PROBLEM DETAILS
Using the entries that follow, state how many lines contain the word "title". The response is that number and nothing more.

GIVEN RECORDS

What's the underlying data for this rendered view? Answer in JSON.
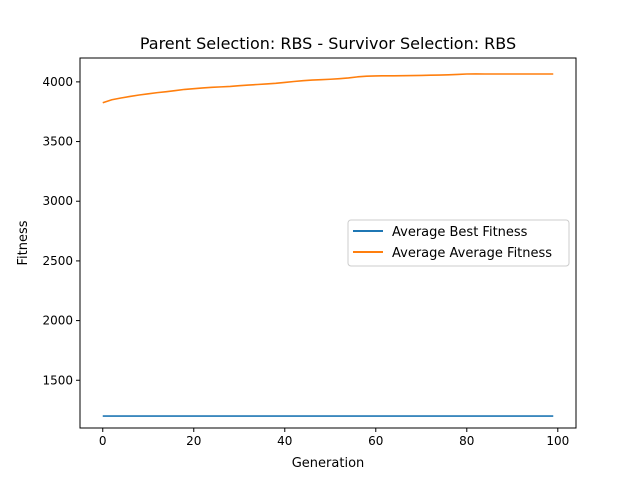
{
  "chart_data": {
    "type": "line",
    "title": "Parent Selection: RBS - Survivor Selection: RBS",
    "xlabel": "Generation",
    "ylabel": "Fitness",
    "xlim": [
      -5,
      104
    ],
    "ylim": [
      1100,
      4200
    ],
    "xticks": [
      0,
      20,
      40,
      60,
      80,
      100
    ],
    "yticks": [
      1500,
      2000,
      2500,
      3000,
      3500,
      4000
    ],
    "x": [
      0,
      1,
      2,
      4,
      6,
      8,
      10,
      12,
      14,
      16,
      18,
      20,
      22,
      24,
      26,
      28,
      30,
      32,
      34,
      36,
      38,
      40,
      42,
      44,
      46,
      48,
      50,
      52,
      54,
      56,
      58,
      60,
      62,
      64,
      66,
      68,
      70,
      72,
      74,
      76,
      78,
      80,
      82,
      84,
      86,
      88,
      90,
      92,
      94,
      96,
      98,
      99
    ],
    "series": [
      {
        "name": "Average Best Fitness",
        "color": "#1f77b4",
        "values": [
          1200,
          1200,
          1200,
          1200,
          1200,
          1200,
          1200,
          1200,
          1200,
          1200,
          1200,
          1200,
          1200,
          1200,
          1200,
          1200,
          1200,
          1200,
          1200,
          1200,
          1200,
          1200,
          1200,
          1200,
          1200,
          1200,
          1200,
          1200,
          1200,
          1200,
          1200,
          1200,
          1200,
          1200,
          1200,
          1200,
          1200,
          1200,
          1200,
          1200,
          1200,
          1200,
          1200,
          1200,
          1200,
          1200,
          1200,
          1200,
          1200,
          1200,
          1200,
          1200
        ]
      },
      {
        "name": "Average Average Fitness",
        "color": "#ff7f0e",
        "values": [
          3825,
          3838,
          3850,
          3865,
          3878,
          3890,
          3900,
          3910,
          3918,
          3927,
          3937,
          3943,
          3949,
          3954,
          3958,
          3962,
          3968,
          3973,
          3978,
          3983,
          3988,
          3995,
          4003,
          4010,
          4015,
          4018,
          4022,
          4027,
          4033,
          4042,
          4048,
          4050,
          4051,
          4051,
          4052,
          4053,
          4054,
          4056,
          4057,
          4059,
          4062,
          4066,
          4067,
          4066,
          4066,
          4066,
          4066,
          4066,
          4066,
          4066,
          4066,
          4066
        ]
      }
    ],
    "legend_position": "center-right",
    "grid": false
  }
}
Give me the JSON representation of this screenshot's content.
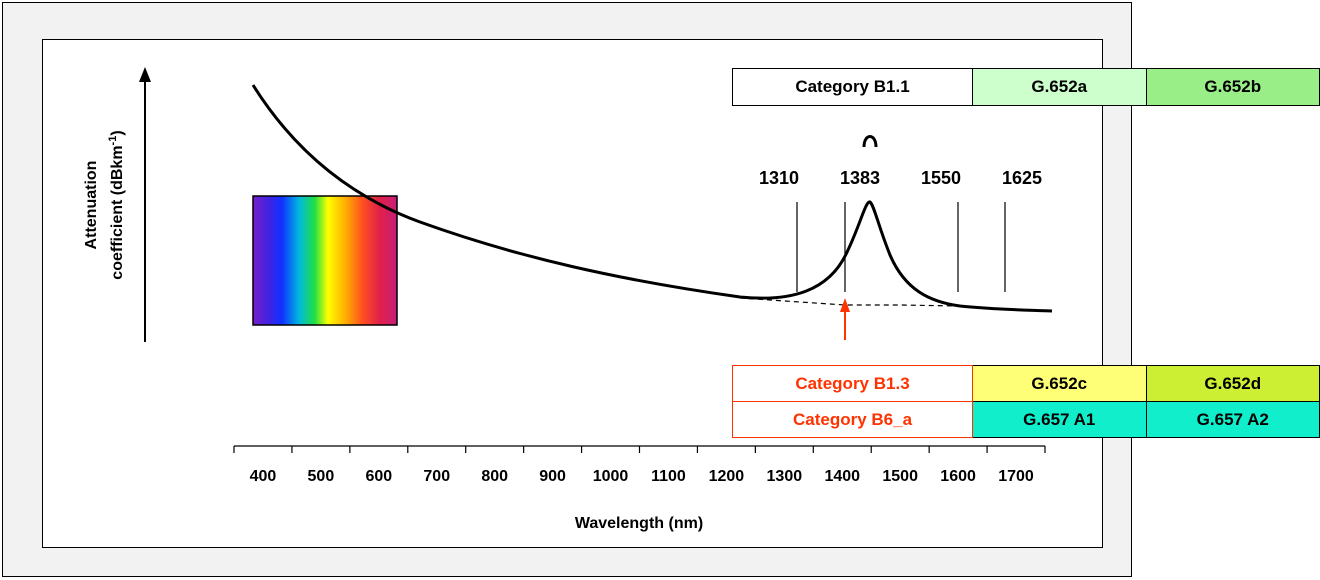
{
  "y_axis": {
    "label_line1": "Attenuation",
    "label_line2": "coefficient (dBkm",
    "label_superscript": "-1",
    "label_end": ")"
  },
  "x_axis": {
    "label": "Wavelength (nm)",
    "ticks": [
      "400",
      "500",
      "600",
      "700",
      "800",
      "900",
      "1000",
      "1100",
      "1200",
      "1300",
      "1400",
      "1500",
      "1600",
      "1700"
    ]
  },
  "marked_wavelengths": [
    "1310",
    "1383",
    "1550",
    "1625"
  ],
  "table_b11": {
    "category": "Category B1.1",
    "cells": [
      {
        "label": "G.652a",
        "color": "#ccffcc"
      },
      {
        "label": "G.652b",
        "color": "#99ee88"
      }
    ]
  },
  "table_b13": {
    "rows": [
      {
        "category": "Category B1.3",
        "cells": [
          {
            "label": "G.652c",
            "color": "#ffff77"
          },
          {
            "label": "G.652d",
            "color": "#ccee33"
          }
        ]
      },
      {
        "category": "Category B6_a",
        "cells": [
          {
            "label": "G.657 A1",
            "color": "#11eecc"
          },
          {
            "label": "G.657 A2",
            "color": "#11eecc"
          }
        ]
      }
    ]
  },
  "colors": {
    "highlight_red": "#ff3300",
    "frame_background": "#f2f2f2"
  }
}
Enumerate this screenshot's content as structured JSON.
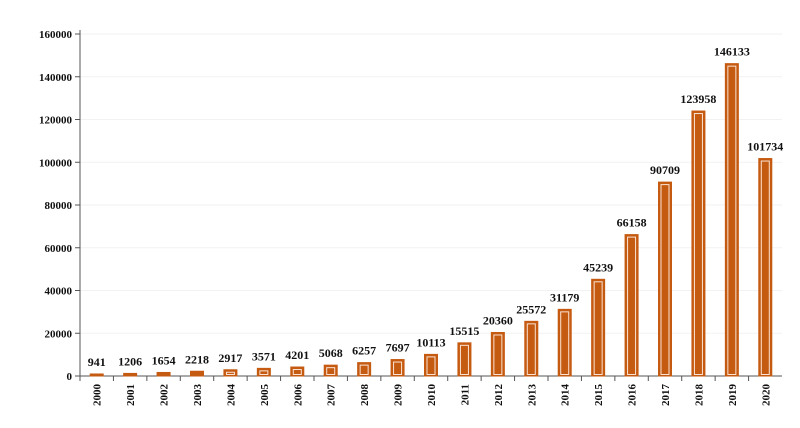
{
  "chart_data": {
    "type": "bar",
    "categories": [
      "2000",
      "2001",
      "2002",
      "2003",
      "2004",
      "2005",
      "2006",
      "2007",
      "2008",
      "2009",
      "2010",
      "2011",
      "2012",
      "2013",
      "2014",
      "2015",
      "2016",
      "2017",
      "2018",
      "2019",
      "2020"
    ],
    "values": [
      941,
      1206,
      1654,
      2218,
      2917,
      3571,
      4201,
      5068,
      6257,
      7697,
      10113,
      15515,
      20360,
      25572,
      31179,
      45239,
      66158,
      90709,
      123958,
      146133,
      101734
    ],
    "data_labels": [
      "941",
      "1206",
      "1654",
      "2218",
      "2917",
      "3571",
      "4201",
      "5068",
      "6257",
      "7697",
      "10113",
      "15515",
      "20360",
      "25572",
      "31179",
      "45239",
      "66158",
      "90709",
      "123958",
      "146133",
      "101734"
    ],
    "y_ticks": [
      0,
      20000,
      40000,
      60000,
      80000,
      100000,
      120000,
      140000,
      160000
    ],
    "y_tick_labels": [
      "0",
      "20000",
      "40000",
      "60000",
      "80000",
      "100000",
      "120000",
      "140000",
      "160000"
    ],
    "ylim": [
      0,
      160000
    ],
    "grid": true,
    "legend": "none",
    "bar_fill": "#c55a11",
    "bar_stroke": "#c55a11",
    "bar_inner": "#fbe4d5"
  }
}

==

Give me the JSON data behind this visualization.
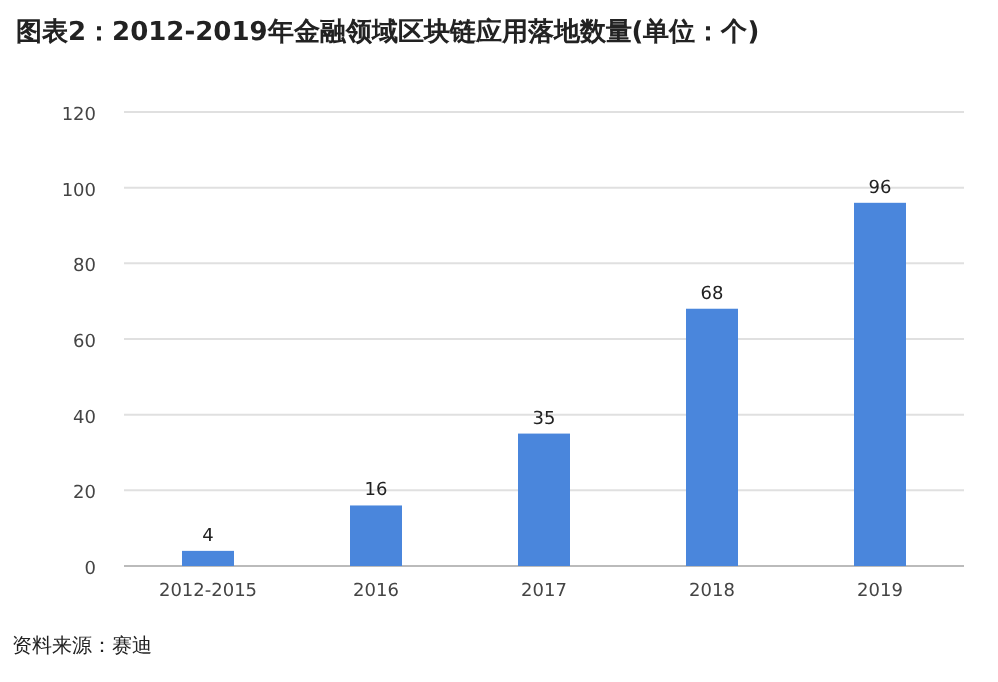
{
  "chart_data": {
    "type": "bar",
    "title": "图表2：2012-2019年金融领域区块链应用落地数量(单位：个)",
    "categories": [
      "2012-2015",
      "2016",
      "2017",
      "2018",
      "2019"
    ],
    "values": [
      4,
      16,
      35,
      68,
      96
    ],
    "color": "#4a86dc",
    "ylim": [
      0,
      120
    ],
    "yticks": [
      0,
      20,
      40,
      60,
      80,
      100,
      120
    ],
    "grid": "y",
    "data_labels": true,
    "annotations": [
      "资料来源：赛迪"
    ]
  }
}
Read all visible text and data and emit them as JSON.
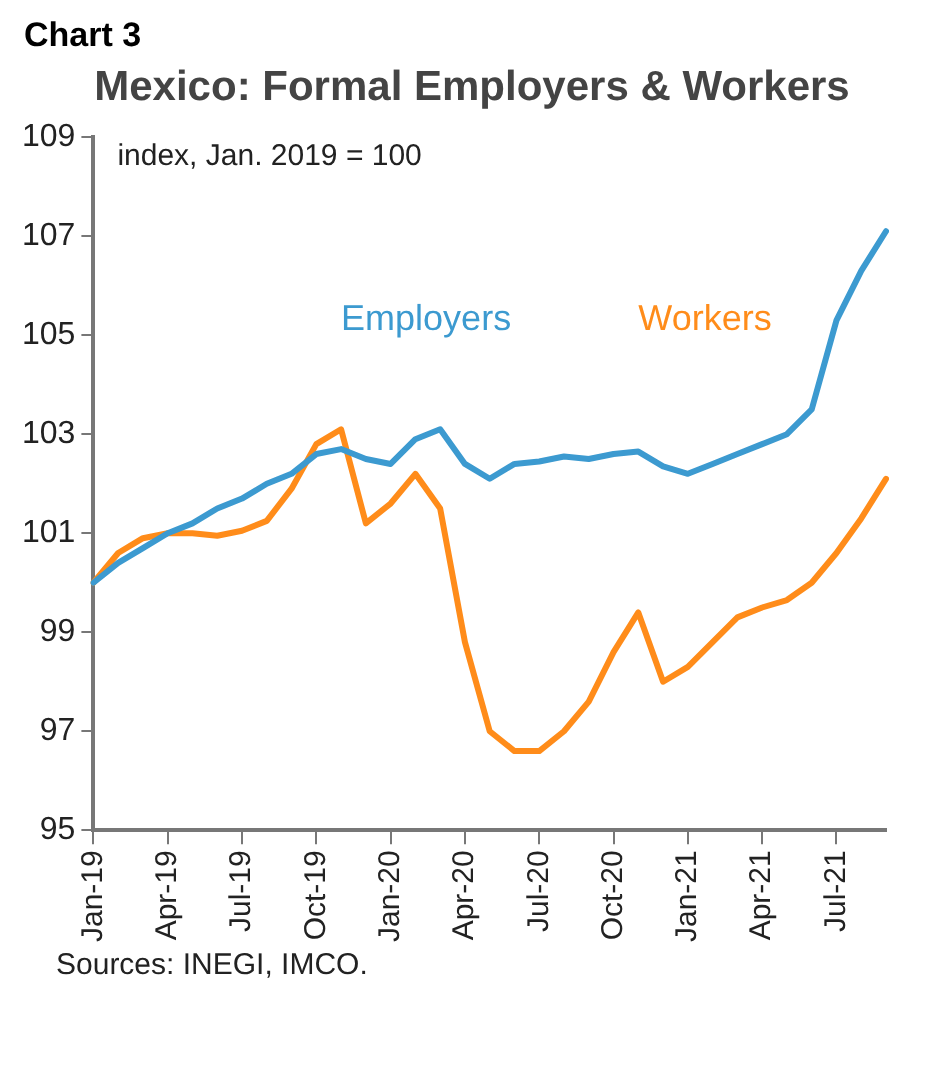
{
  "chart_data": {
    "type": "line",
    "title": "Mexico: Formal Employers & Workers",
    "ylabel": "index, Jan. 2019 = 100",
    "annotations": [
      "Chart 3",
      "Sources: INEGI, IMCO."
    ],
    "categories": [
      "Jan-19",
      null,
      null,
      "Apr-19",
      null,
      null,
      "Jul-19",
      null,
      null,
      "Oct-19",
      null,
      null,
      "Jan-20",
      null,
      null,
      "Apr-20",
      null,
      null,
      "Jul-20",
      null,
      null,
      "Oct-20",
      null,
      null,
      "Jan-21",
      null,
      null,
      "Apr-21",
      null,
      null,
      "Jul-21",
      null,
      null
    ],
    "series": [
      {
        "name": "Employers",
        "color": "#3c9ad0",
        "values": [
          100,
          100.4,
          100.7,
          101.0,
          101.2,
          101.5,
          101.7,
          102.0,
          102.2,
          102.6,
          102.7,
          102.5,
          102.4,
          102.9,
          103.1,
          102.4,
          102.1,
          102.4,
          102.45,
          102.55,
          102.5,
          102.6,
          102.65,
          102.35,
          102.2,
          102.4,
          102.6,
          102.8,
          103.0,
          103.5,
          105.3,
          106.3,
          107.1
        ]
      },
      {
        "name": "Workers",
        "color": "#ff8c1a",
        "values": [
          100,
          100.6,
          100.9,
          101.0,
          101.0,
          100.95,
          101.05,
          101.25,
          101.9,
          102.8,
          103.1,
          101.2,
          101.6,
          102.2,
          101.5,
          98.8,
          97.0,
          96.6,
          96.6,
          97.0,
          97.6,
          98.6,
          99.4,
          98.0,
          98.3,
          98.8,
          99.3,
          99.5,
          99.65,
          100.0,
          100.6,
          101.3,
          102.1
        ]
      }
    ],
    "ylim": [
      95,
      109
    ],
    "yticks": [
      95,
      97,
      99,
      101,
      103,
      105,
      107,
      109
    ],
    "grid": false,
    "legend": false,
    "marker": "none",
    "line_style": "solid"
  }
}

SOLUTION TO THIS PROBLEM
3